AUFGABEN ZUR ÜBUNG
1) Beantworten Sie anhand der Forumsdiskussion die folgenden Fragen:
(a) Wie viele Mitarbeiter hat der Anbieter für Lifestyleprodukte mit dem 5-Stunden-Modell?
(b) Als was arbeitet aloha84?
(c) Welchen Beruf nennt Chinaquads als Beispiel?
2) Schreiben Sie aus der Forumsdiskussion den Abschnitt wortgetreu ab, der mit den Worten „# Nur 5h pro“ beginnt und mit „nur 10 Mitarbeiter.“ endet.

FORUMSDISKUSSION
# # # #
# Nur 5h pro Tag arbeiten, aber dafür doppelt so viel Leisten müssen?



## Gamer090 (10. September 2016)

*Nur 5h pro Tag arbeiten, aber dafür doppelt so viel Leisten müssen?*

Hi zusammen

Wie wäre es nur 5h am Tag zu arbeiten aber dafür mehr Stress zu haben während der Arbeit? Man muss mehr leisten in der selben Zeit aber dass nur 5h am Tag, ein Anbieter für Lifestyleprodukte für den Strand hat dieses Arbeitsmodell in seinem Unternehmen, es hat jedoch nur 10 Mitarbeiter.
Wäre sowas für euch auch eine gute Idee, oder doch lieber 8-10h arbeiten dafür die selbe Arbeitsmenge in einer grösseren Zeitspanne erledigen? 

Quelle: 20min

------------

Ich müsste es testen, purer Stress in 5h oder 8h arbeiten und das dafür ohne gleich umzufallen  Bezweifle aber das grössere Unternehmen sich das leisten können, wenn sie dann u.a. mehr Mitarbeiter einstellen müssen, die zwar weniger Stunden arbeiten, aber schlussendlich doch mehr kosten. (Administrationsuafwand usw.)

Wie seht ihr das?


----------



## Chinaquads (10. September 2016)

*AW: Nur 5h pro Tag arbeiten, aber dafür doppelt so viel Leisten müssen?*

Wie soll das Bitte funktionieren ? Nen Bäcker kann doch nicht in weniger Zeit mehr Brötchen backen, oder sehe ich das falsch ?


----------



## highspeedpingu (10. September 2016)

*AW: Nur 5h pro Tag arbeiten, aber dafür doppelt so viel Leisten müssen?*

Die meisten Arbeitsplätze sind schon so ausgereizt, dass man sowieso gar nicht alles schaffen kann was eigentlich vorgegeben ist...
Was früher 3 Mann gemacht haben, muss heute einer machen


----------



## aloha84 (10. September 2016)

*AW: Nur 5h pro Tag arbeiten, aber dafür doppelt so viel Leisten müssen?*

Wäre bei mir und meinen Kollegen nicht planbar.
Ich arbeite als Systemadministrator, in Zeiten in denen wir Projekte umsetzen sind wir faktisch 8 Stunden + X voll ausgelastet.
Selbst WENN alle Projekte abgeschlossen sind, meist gegen Ende des Jahres, wäre das bei uns nicht planbar.
Dann gibt es Arbeitstage an denen einfach mal "alles läuft", und man einfach 7 Stunden von 8 fast nichts tut.
# # # #
DATENSÄTZE

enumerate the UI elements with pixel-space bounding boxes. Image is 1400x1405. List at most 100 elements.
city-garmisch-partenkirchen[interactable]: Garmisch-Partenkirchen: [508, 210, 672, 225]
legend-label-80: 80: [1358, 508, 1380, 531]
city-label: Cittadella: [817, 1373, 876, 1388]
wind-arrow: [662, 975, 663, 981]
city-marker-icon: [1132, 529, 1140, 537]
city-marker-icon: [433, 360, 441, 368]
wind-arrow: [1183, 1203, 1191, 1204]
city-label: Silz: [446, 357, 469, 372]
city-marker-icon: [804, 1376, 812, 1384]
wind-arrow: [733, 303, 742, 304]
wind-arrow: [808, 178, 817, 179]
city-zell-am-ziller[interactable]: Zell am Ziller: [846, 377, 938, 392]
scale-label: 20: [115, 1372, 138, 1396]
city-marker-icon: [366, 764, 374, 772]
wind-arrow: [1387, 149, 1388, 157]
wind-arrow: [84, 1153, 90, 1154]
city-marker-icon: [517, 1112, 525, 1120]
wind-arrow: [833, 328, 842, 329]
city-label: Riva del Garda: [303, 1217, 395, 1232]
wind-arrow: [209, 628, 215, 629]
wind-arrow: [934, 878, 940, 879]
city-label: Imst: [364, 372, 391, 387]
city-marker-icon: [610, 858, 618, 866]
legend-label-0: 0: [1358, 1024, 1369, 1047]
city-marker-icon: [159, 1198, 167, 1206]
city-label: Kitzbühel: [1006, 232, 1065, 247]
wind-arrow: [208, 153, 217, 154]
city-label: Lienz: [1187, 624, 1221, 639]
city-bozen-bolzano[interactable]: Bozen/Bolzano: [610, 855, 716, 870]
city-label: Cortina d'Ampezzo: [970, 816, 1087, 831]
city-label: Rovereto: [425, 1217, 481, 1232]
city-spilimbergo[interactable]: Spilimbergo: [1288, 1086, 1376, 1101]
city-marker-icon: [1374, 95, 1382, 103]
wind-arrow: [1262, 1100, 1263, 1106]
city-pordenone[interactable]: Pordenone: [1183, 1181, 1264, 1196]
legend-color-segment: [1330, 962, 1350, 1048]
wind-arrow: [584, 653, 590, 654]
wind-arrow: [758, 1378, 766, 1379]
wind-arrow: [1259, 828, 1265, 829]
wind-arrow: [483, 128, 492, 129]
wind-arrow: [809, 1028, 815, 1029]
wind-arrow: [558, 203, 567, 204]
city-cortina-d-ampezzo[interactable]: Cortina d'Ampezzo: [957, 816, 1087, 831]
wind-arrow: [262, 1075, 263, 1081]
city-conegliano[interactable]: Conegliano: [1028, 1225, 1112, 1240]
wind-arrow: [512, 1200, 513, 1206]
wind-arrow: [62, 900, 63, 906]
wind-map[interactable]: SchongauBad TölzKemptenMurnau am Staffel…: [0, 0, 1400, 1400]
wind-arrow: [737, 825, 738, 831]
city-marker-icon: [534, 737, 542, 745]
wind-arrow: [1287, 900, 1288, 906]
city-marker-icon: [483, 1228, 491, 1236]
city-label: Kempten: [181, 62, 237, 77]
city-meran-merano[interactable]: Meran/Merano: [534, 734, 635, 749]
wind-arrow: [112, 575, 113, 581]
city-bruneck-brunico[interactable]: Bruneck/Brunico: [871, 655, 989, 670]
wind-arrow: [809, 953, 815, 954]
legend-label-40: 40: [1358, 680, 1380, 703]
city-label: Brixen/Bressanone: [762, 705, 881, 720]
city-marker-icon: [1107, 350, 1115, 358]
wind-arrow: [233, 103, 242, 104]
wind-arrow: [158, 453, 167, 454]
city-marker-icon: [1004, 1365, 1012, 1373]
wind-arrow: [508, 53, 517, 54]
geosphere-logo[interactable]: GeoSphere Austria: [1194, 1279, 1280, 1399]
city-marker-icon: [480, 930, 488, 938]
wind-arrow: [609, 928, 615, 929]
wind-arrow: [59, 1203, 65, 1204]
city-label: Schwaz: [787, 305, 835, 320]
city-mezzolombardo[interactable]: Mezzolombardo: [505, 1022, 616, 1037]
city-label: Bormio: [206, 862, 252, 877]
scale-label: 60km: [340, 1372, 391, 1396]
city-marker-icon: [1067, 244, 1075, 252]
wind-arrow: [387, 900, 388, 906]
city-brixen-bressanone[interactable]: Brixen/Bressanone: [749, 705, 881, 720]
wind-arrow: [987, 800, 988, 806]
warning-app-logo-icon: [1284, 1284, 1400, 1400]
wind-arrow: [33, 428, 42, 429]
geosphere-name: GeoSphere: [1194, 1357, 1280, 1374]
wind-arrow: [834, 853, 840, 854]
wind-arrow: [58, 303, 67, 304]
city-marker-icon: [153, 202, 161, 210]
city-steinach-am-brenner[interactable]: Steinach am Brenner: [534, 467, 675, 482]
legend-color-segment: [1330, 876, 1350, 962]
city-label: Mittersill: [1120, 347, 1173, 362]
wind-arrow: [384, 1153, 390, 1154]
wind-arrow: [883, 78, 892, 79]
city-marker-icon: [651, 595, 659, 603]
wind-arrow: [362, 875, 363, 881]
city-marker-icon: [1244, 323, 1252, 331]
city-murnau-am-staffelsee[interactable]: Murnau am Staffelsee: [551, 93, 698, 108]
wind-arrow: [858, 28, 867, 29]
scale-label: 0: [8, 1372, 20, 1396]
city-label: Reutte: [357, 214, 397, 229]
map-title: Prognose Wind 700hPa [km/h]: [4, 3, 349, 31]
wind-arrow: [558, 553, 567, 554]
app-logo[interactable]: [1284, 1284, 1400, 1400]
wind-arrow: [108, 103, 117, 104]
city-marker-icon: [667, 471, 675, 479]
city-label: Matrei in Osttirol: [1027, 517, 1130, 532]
# # # #
LÖSUNGEN
1)
(a) 10 Mitarbeiter
(b) Als Systemadministrator
(c) Bäcker

2)
# Nur 5h pro Tag arbeiten, aber dafür doppelt so viel Leisten müssen?



## Gamer090 (10. September 2016)

*Nur 5h pro Tag arbeiten, aber dafür doppelt so viel Leisten müssen?*

Hi zusammen

Wie wäre es nur 5h am Tag zu arbeiten aber dafür mehr Stress zu haben während der Arbeit? Man muss mehr leisten in der selben Zeit aber dass nur 5h am Tag, ein Anbieter für Lifestyleprodukte für den Strand hat dieses Arbeitsmodell in seinem Unternehmen, es hat jedoch nur 10 Mitarbeiter.